Go through the records and copy each line where the word "title" occurs.

(Part of a data file)
--------

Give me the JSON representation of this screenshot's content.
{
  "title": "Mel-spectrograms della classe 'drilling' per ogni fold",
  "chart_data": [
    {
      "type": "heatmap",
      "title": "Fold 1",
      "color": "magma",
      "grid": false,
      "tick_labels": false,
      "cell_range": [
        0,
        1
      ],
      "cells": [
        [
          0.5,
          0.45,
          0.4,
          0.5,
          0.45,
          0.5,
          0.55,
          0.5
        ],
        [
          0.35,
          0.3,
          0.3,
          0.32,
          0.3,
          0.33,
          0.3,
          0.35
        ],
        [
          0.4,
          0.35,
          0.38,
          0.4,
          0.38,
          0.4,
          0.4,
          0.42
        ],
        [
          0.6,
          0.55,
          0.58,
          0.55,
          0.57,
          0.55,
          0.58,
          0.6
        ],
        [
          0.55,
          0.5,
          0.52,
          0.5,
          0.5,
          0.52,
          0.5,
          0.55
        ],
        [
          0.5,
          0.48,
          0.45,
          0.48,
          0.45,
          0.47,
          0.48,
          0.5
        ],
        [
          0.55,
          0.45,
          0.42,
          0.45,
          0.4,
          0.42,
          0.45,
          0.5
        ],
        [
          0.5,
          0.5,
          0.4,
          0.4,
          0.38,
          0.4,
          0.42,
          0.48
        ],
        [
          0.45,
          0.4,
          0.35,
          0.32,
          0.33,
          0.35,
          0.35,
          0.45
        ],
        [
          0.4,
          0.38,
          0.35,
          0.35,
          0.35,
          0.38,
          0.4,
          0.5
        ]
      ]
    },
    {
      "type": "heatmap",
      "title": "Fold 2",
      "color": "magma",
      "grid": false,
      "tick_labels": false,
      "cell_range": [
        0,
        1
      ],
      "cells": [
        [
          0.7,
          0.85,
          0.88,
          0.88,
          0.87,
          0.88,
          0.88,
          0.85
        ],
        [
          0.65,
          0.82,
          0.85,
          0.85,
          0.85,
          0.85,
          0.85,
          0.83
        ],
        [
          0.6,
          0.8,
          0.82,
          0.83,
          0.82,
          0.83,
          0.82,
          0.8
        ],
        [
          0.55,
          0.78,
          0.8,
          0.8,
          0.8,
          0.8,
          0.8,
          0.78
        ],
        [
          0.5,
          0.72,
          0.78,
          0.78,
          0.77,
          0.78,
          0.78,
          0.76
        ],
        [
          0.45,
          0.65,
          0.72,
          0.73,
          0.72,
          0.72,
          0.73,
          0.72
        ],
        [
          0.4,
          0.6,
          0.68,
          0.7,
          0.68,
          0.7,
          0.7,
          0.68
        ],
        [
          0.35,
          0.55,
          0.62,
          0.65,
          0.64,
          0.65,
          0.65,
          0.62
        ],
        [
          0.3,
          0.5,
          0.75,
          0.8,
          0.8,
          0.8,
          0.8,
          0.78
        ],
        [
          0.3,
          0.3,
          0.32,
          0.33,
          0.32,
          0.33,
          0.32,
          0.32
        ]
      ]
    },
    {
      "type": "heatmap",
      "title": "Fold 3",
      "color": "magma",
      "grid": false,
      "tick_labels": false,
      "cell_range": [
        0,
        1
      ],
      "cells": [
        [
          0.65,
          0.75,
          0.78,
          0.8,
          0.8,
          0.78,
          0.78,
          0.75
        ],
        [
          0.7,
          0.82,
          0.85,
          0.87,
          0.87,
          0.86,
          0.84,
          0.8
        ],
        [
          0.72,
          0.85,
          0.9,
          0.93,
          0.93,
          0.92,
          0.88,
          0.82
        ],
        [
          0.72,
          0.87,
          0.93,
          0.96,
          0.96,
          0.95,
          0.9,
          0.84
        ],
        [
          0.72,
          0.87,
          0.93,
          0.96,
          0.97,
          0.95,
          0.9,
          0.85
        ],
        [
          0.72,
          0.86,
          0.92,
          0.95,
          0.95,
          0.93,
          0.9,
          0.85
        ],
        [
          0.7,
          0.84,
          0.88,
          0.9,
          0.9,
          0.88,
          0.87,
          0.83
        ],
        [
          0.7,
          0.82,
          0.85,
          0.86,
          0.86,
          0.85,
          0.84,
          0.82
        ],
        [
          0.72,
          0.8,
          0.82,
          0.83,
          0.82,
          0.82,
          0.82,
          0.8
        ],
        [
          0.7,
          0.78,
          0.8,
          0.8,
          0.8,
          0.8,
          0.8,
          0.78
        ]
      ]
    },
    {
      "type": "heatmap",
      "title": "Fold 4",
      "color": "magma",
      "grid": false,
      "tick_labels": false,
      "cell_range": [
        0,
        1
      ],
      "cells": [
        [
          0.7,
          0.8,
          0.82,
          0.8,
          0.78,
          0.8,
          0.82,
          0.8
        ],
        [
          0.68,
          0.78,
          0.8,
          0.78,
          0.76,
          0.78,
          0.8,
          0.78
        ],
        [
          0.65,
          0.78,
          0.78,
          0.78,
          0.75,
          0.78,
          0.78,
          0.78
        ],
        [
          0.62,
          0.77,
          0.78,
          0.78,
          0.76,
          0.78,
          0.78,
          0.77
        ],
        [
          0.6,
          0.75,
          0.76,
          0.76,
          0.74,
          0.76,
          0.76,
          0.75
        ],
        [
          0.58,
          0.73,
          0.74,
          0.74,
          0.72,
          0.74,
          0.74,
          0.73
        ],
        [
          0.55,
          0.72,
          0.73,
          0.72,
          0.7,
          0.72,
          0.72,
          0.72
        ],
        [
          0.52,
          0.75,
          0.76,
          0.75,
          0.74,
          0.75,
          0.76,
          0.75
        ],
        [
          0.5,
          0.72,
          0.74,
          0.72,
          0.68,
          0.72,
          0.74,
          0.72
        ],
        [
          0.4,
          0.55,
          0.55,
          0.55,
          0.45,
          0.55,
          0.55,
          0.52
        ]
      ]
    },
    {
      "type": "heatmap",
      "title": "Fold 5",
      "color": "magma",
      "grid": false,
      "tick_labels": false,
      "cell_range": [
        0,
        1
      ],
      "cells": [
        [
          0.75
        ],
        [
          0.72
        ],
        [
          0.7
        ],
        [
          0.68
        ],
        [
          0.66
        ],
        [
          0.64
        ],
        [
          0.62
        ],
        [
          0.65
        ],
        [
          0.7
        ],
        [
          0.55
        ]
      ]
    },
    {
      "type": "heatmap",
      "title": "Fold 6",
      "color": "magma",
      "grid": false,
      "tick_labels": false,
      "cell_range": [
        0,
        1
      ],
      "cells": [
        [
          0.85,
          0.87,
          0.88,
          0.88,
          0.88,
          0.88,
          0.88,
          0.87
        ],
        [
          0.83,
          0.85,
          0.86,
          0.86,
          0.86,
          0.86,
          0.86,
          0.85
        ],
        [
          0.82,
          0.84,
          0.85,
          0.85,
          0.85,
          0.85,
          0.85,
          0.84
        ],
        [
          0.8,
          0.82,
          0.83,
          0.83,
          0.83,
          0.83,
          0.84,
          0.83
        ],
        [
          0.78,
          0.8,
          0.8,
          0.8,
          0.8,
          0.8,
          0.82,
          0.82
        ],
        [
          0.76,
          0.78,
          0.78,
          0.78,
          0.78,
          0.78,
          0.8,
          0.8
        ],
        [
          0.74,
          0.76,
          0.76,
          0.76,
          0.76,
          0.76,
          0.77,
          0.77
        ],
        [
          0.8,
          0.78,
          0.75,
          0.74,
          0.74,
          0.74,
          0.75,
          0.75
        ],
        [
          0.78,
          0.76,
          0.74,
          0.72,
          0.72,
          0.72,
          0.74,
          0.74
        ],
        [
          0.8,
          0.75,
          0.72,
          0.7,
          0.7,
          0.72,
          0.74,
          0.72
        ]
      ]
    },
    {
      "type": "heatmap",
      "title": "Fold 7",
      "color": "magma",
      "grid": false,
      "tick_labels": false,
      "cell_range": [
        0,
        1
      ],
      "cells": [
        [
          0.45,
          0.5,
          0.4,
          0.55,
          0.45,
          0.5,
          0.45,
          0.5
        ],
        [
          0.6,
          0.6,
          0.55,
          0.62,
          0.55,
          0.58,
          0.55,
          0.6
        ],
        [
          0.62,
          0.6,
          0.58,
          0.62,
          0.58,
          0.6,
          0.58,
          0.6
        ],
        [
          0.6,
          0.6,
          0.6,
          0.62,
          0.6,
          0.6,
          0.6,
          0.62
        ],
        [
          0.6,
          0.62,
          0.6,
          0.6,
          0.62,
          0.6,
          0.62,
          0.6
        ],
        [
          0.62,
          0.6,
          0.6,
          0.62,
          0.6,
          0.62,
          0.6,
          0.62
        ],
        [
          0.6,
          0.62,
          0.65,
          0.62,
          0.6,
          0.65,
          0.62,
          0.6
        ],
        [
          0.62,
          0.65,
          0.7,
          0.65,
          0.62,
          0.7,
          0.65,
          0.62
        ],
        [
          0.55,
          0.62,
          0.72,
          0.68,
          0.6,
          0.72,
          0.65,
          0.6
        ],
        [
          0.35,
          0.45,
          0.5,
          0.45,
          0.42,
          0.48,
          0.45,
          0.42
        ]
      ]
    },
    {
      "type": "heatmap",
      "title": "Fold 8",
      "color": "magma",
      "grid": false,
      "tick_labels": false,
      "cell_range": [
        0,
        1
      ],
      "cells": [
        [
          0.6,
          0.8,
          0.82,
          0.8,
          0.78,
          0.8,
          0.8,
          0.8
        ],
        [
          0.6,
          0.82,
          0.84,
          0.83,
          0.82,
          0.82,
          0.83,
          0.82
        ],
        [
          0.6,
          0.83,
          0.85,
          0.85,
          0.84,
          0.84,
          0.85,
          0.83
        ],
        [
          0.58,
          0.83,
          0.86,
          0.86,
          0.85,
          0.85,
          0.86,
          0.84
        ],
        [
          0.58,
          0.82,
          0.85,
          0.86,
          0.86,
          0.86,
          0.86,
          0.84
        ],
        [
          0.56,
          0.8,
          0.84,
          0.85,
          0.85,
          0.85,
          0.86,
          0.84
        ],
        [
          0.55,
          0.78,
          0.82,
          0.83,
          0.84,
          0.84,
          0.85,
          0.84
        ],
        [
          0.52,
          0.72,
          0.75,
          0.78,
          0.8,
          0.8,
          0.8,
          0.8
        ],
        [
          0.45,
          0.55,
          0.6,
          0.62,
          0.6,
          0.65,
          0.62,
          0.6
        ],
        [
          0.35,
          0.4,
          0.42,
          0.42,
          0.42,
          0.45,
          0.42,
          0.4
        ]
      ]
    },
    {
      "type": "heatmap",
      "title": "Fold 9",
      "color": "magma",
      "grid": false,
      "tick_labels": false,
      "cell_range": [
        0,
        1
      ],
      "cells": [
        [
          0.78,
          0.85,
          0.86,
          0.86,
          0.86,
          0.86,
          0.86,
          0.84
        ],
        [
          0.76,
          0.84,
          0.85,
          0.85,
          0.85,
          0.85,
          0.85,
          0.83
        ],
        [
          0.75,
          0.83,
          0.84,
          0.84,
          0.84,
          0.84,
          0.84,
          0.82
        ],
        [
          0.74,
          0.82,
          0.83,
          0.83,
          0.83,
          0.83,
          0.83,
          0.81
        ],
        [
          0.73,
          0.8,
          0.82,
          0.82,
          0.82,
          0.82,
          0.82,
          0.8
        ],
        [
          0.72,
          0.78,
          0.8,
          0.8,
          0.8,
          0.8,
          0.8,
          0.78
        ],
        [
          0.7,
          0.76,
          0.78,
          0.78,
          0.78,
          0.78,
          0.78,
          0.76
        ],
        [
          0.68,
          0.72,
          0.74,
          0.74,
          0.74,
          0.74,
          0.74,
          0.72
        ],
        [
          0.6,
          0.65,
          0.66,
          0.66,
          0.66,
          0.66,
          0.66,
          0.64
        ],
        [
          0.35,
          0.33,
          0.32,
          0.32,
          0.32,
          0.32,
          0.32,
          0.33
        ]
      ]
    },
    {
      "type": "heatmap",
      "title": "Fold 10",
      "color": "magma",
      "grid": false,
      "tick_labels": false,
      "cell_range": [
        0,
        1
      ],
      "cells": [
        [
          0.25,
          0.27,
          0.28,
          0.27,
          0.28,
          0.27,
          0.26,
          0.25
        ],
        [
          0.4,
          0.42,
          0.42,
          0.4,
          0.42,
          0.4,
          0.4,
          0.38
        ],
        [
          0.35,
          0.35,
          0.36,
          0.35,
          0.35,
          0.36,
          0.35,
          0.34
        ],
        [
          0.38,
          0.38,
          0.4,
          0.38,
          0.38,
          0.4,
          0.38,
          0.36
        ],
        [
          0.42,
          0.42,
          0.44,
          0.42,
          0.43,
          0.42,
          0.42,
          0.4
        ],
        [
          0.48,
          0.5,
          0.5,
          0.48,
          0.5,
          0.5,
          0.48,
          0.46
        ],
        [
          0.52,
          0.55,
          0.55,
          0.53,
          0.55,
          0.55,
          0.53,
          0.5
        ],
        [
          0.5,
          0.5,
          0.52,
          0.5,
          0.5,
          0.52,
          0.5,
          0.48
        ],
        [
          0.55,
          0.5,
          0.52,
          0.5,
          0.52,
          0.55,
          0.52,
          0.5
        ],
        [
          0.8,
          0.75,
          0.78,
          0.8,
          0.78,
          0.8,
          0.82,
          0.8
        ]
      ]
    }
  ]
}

--------

# CORRECT OUTPUT
  "title": "Mel-spectrograms della classe 'drilling' per ogni fold",
      "title": "Fold 1",
      "title": "Fold 2",
      "title": "Fold 3",
      "title": "Fold 4",
      "title": "Fold 5",
      "title": "Fold 6",
      "title": "Fold 7",
      "title": "Fold 8",
      "title": "Fold 9",
      "title": "Fold 10",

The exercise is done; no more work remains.